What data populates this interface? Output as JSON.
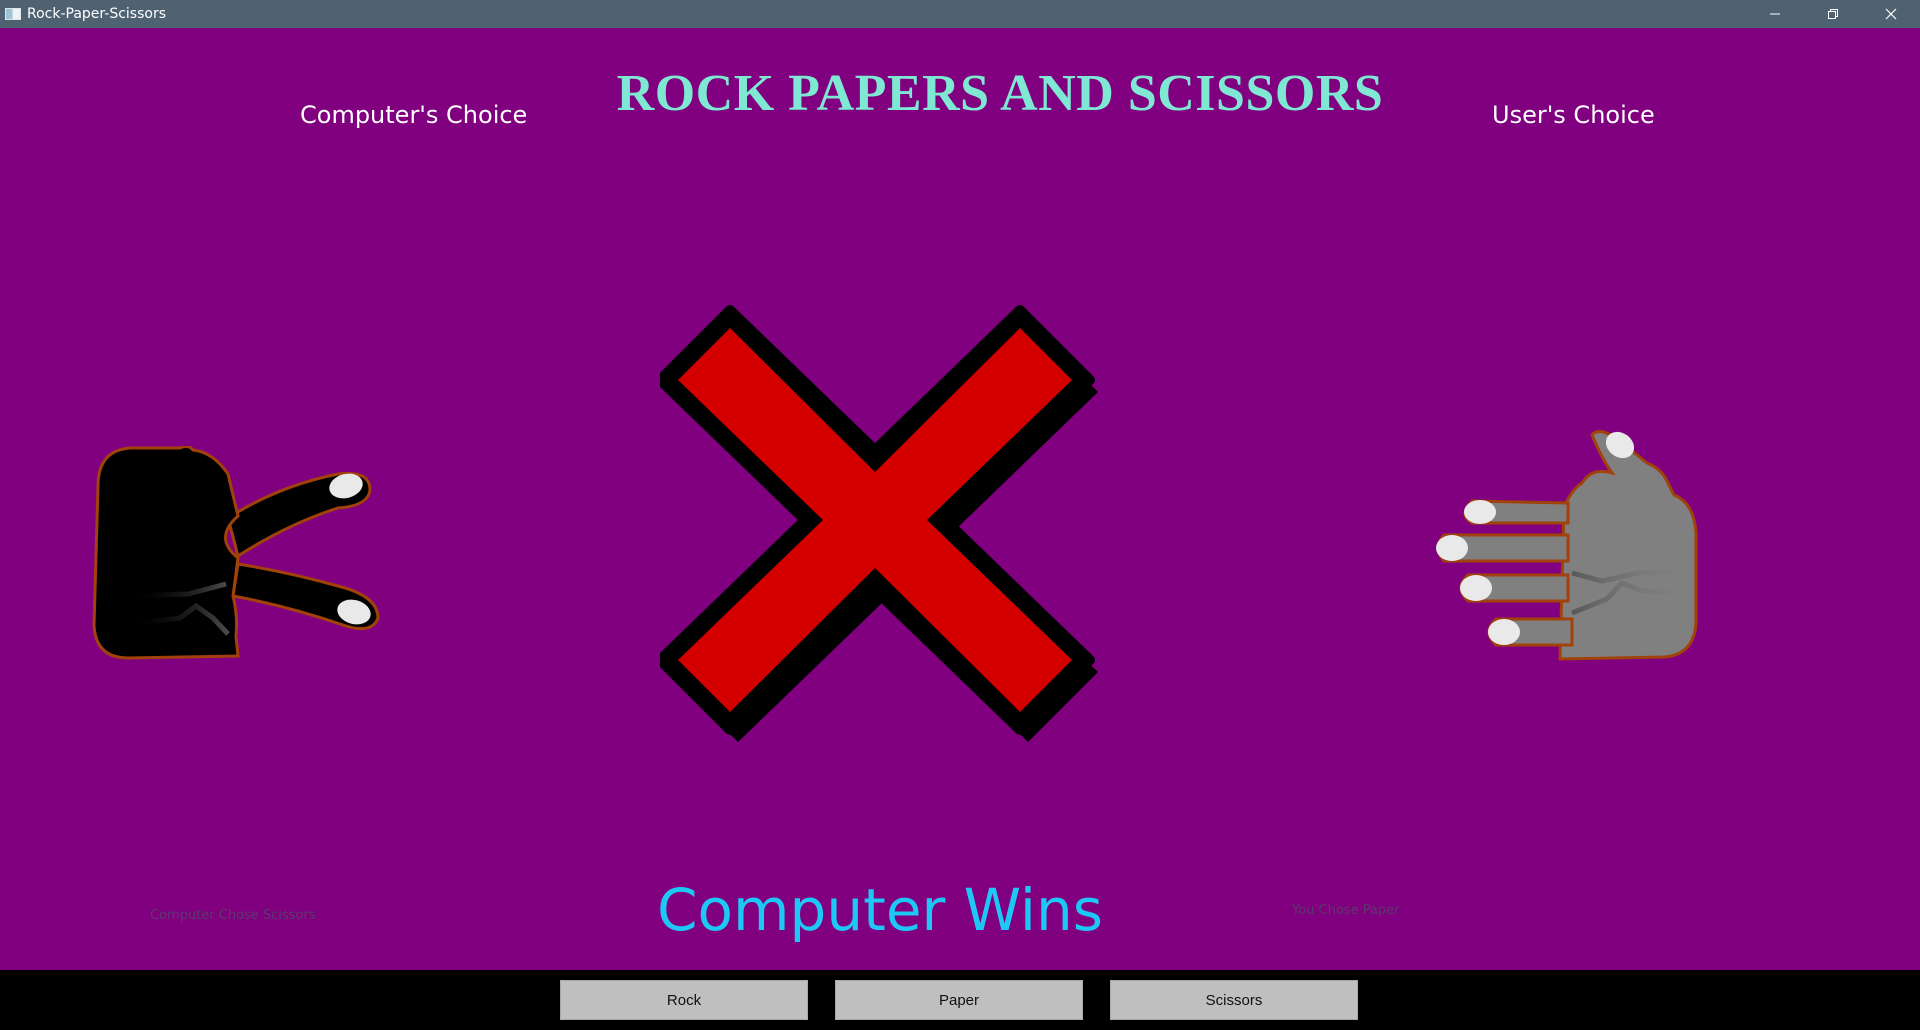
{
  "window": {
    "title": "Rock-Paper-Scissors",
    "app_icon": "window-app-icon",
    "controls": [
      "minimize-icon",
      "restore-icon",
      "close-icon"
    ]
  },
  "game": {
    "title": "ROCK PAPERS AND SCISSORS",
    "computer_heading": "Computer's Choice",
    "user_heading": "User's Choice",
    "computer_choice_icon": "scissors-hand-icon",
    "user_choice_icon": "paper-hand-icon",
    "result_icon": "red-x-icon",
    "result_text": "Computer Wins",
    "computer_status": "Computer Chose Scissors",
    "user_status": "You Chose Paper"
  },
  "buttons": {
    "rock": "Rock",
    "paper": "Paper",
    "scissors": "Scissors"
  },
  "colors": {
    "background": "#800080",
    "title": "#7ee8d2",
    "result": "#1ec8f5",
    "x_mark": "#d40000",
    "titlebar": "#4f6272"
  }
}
=====
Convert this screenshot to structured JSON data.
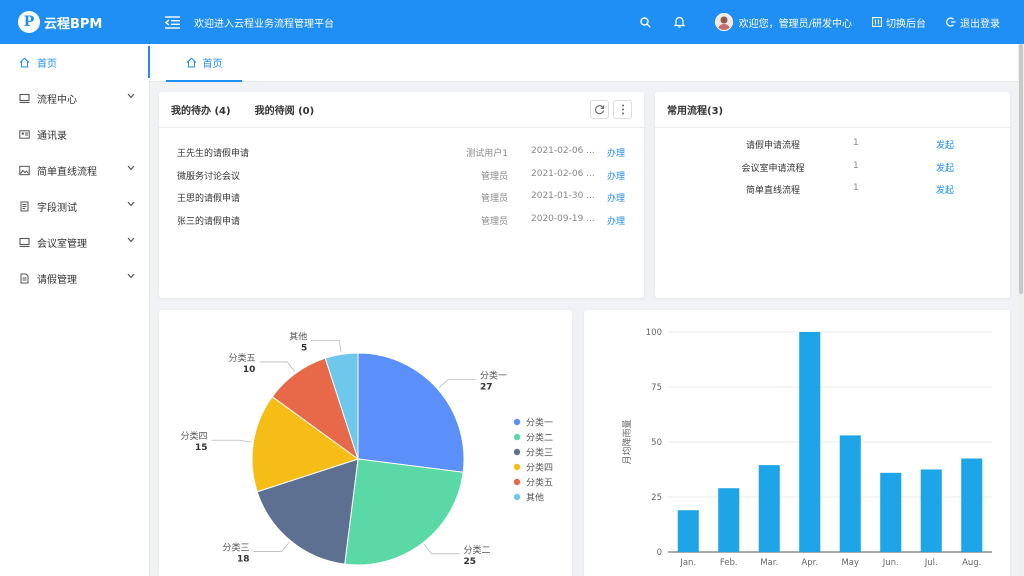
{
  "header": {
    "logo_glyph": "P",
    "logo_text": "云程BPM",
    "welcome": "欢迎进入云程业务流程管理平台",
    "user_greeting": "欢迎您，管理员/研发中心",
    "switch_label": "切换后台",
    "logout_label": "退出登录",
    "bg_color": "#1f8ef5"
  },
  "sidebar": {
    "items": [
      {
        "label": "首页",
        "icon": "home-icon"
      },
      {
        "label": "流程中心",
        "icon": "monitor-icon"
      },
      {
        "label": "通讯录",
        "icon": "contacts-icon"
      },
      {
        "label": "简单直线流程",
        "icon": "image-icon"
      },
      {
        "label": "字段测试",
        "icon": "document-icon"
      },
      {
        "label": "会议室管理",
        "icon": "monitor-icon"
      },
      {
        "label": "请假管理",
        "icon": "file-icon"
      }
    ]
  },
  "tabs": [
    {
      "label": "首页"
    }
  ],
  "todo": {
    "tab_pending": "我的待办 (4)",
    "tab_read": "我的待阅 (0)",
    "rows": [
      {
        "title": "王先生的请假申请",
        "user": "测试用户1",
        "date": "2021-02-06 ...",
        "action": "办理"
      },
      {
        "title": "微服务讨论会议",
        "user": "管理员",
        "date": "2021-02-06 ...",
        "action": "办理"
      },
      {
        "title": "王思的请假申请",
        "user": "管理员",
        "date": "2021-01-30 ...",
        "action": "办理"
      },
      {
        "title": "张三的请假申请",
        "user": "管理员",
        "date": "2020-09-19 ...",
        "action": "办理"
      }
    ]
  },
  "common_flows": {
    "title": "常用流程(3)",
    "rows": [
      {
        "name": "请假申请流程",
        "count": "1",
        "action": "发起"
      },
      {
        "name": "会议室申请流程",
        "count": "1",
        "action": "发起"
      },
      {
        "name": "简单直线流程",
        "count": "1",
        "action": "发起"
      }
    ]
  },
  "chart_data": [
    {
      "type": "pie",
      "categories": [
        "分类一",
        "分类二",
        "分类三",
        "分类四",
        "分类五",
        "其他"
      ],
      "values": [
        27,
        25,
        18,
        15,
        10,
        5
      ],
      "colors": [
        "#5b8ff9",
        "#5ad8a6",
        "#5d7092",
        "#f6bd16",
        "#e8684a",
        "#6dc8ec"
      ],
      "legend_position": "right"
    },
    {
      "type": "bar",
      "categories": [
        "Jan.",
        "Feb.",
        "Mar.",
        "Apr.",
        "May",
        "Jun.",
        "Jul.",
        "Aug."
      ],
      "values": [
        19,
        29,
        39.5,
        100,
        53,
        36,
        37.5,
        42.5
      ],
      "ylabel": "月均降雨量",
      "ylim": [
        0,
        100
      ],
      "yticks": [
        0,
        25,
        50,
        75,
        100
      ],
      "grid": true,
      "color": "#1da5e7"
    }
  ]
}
=====
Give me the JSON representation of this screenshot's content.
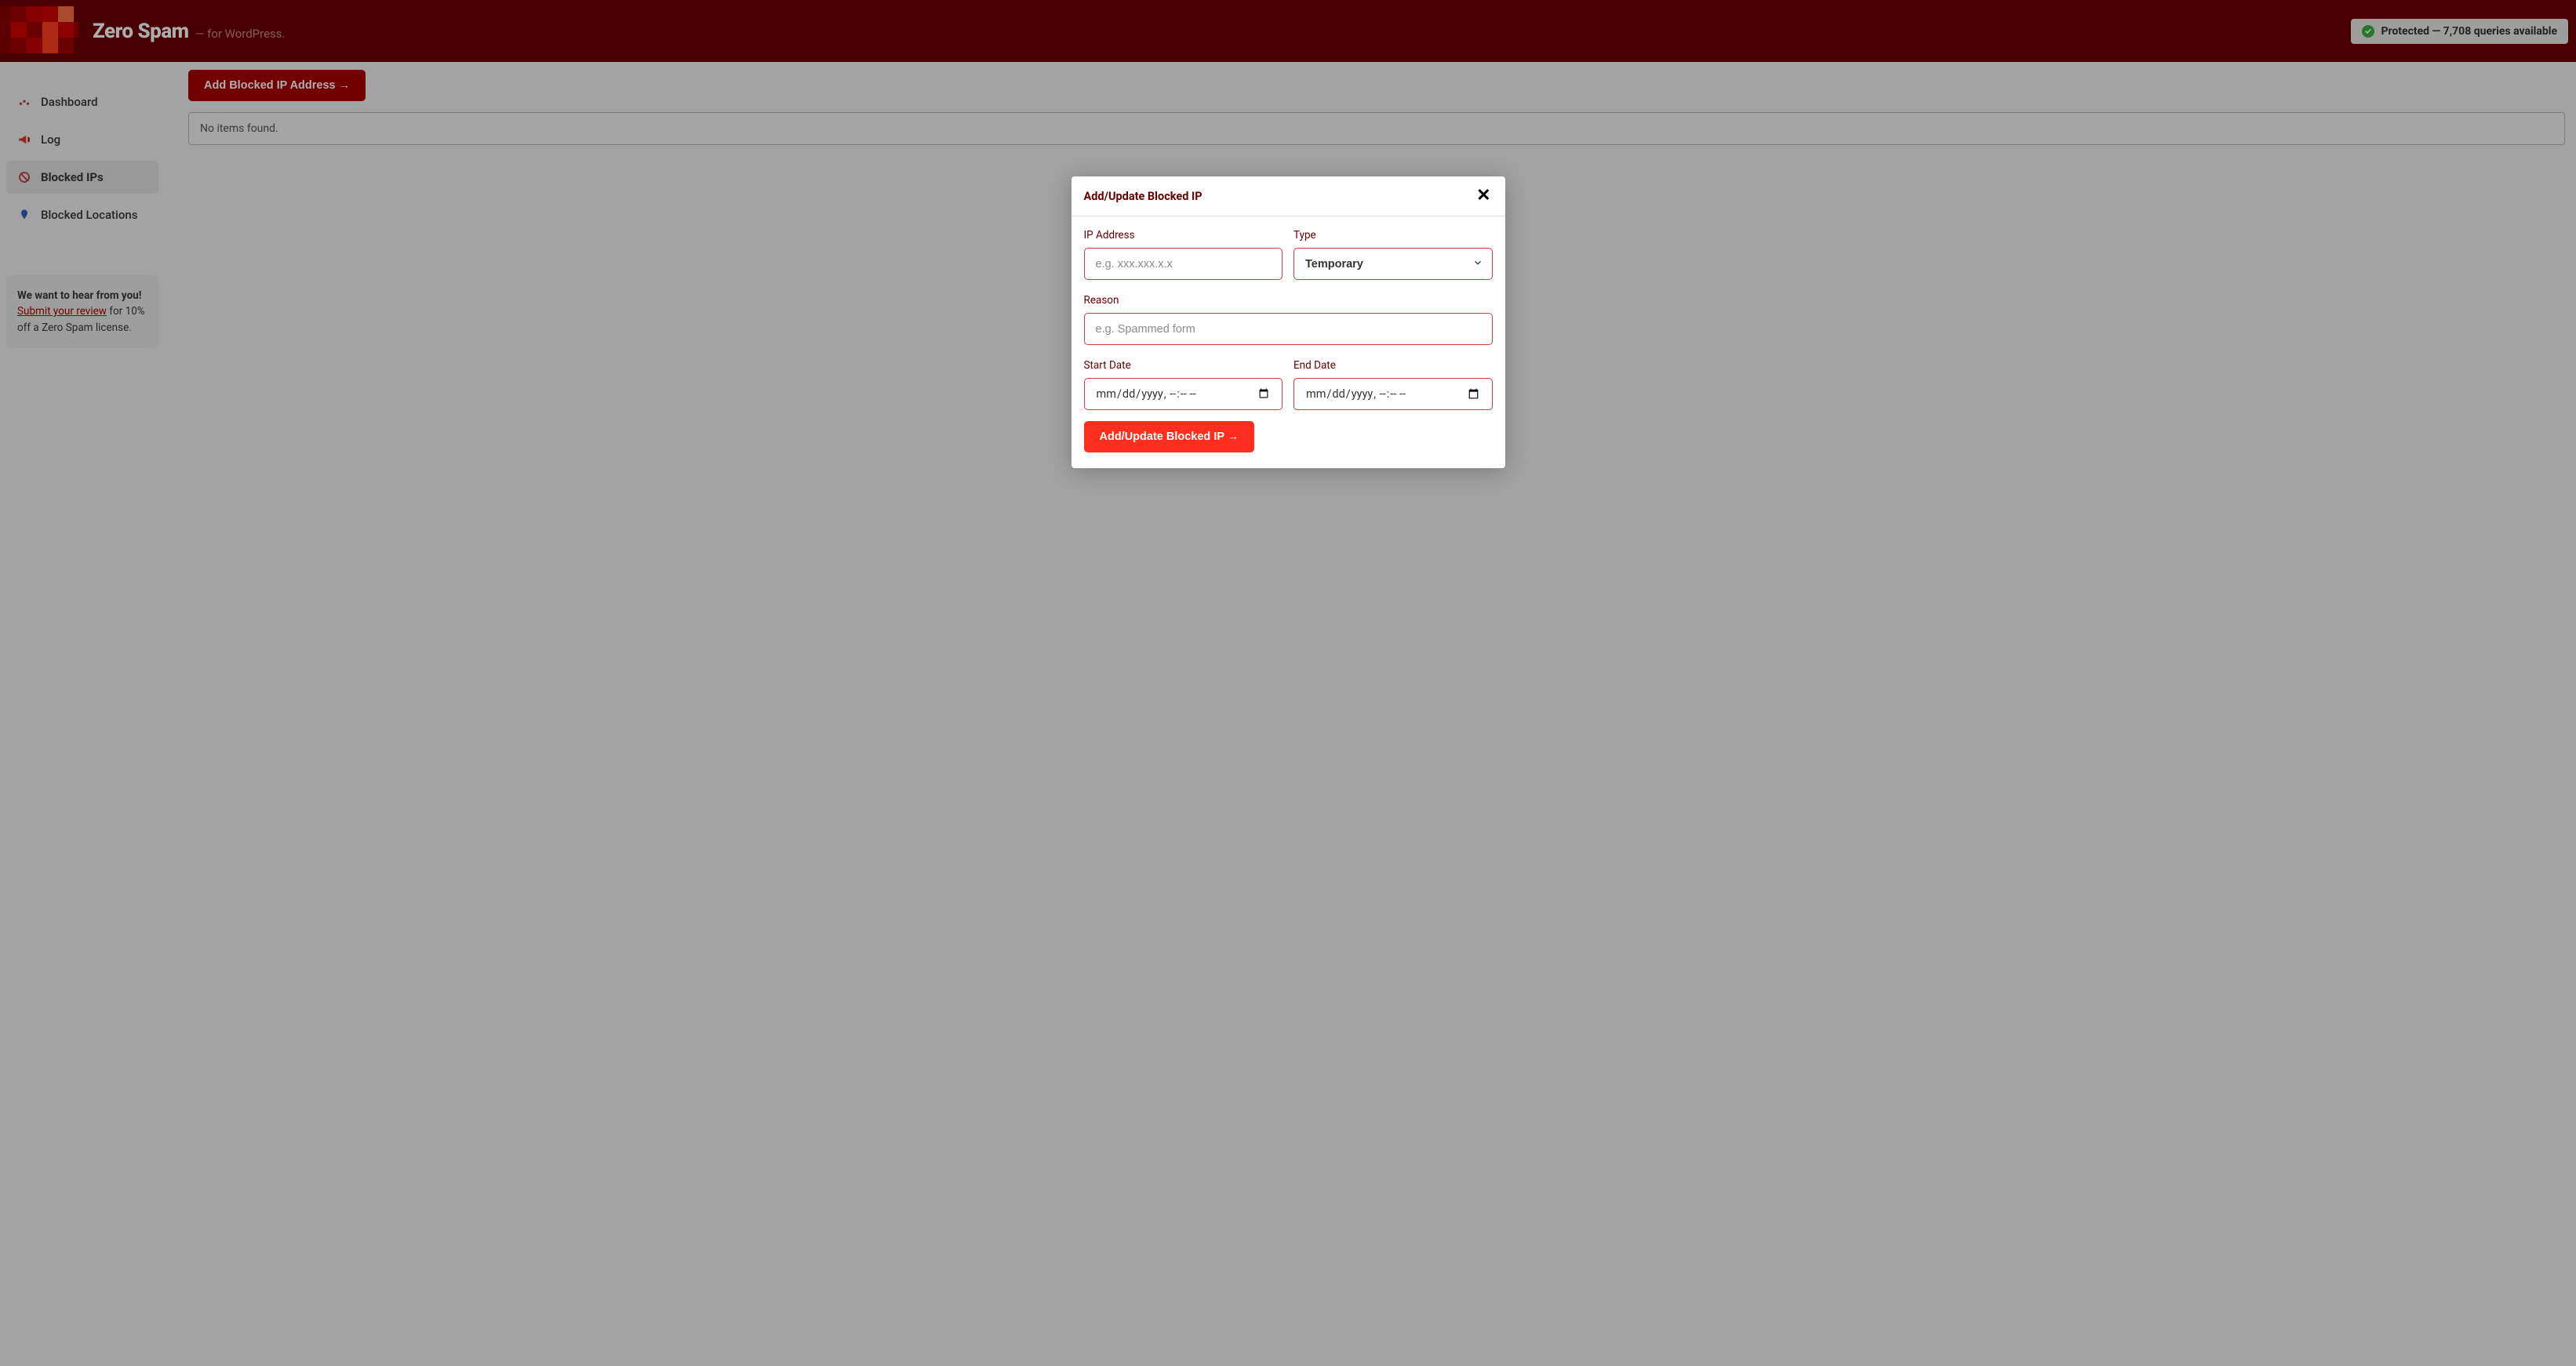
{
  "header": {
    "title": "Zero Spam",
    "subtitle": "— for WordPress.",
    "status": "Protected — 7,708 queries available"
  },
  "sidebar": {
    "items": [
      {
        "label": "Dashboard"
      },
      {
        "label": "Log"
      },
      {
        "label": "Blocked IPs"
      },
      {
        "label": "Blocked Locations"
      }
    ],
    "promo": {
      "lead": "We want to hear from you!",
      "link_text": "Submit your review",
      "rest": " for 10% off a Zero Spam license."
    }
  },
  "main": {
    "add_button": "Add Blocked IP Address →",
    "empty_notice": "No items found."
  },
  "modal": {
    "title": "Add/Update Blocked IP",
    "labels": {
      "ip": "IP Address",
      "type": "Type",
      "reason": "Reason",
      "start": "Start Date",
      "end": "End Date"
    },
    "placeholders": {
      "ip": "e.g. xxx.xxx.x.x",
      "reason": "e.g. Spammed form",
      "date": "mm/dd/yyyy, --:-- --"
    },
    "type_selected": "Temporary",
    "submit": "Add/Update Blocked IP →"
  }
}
=====
Which lines hold the word "name"? Return all of them from the records above.

        "name": "请假申请流程",
        "name": "会议室申请流程",
        "name": "简单直线流程",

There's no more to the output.